Task inputs →
((
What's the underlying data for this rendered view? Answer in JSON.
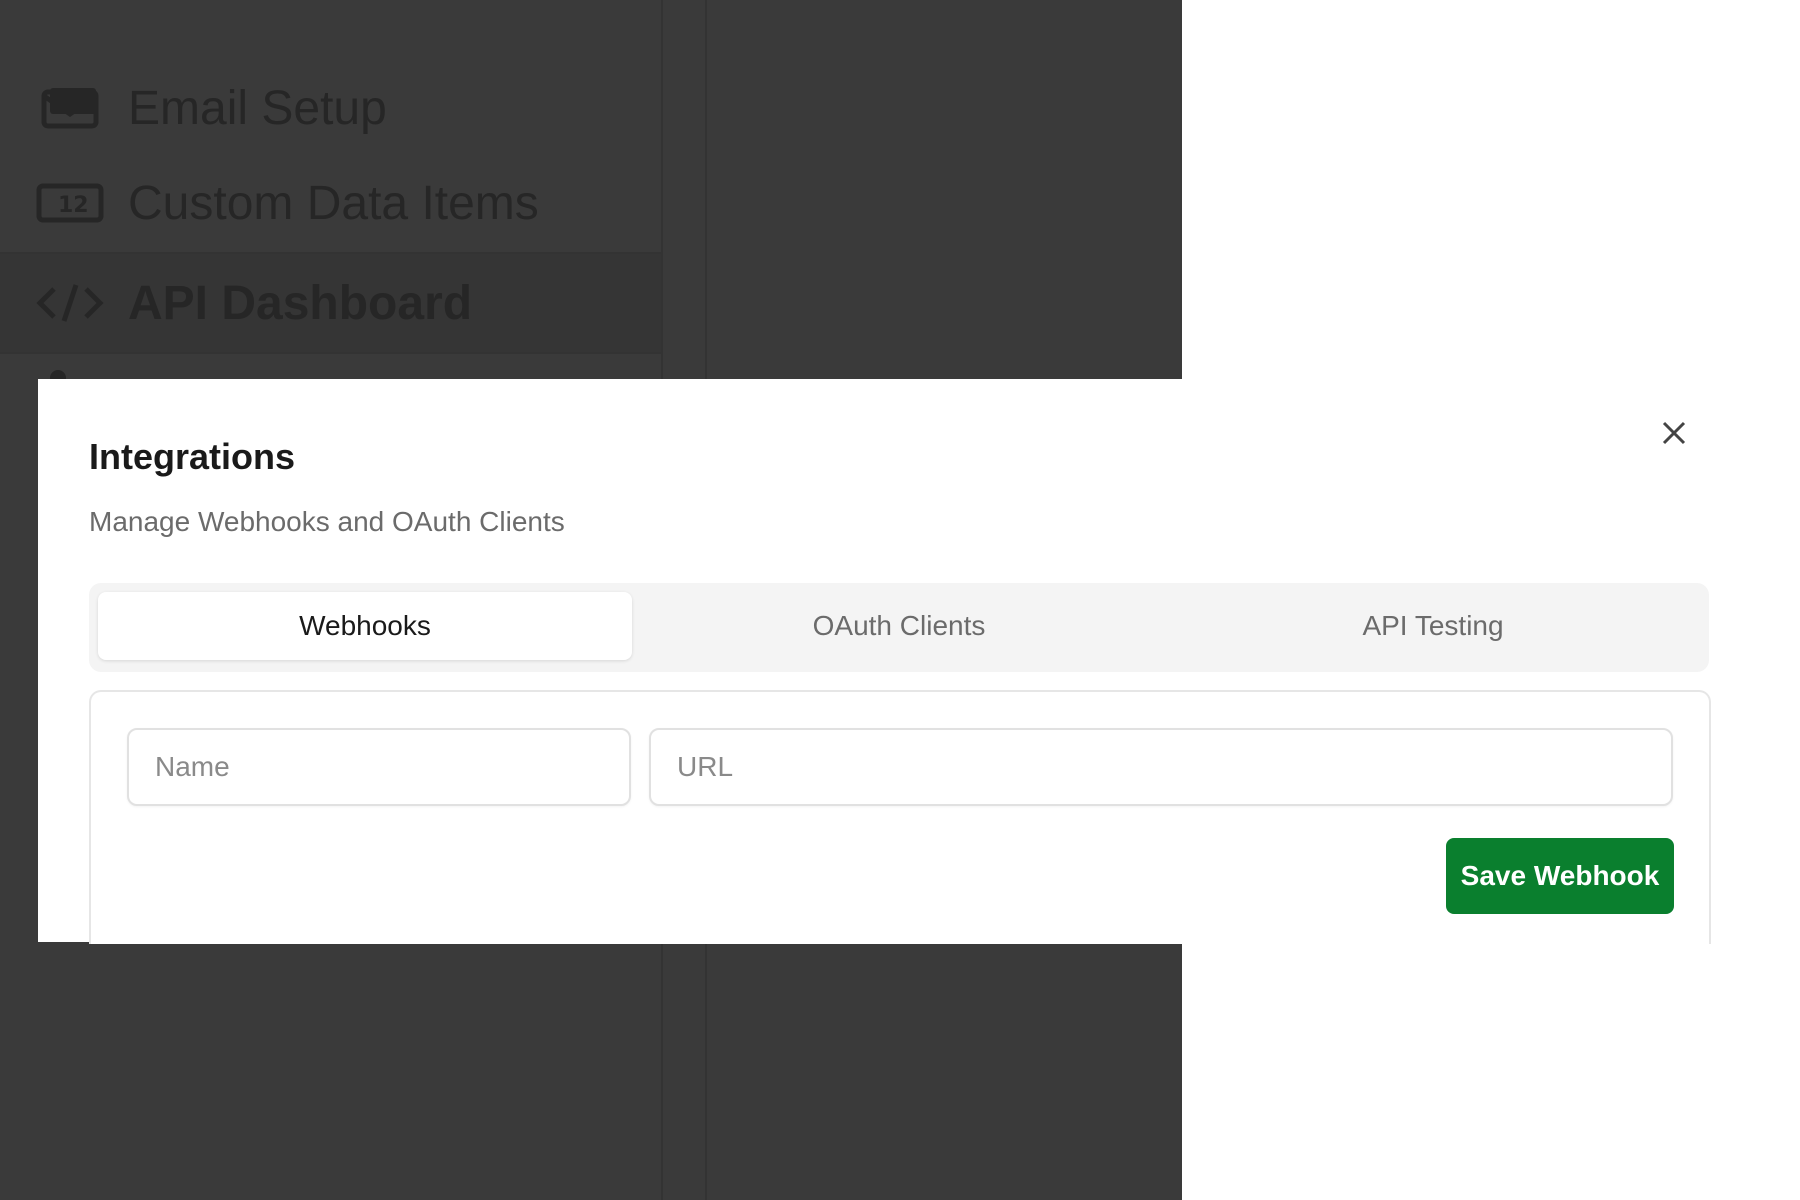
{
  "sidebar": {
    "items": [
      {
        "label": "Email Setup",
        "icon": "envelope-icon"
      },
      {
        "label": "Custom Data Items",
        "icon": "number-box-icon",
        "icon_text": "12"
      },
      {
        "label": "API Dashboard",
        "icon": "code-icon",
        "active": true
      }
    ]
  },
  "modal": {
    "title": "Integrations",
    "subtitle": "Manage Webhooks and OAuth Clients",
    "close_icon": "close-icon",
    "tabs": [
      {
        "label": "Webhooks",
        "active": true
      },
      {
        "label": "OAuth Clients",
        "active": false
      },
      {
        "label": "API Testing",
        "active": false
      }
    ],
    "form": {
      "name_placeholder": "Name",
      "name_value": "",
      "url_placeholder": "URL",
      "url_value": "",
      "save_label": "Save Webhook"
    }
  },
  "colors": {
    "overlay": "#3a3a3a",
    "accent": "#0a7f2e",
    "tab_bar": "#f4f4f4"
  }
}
))
Stated goal →
Print the listing above in full, exactly as written. Omit any pictures.

Output for this exercise →
What's the underlying data for this rendered view? Answer in JSON.
{
  "sidebar": {
    "items": [
      {
        "label": "Email Setup",
        "icon": "envelope-icon"
      },
      {
        "label": "Custom Data Items",
        "icon": "number-box-icon",
        "icon_text": "12"
      },
      {
        "label": "API Dashboard",
        "icon": "code-icon",
        "active": true
      }
    ]
  },
  "modal": {
    "title": "Integrations",
    "subtitle": "Manage Webhooks and OAuth Clients",
    "close_icon": "close-icon",
    "tabs": [
      {
        "label": "Webhooks",
        "active": true
      },
      {
        "label": "OAuth Clients",
        "active": false
      },
      {
        "label": "API Testing",
        "active": false
      }
    ],
    "form": {
      "name_placeholder": "Name",
      "name_value": "",
      "url_placeholder": "URL",
      "url_value": "",
      "save_label": "Save Webhook"
    }
  },
  "colors": {
    "overlay": "#3a3a3a",
    "accent": "#0a7f2e",
    "tab_bar": "#f4f4f4"
  }
}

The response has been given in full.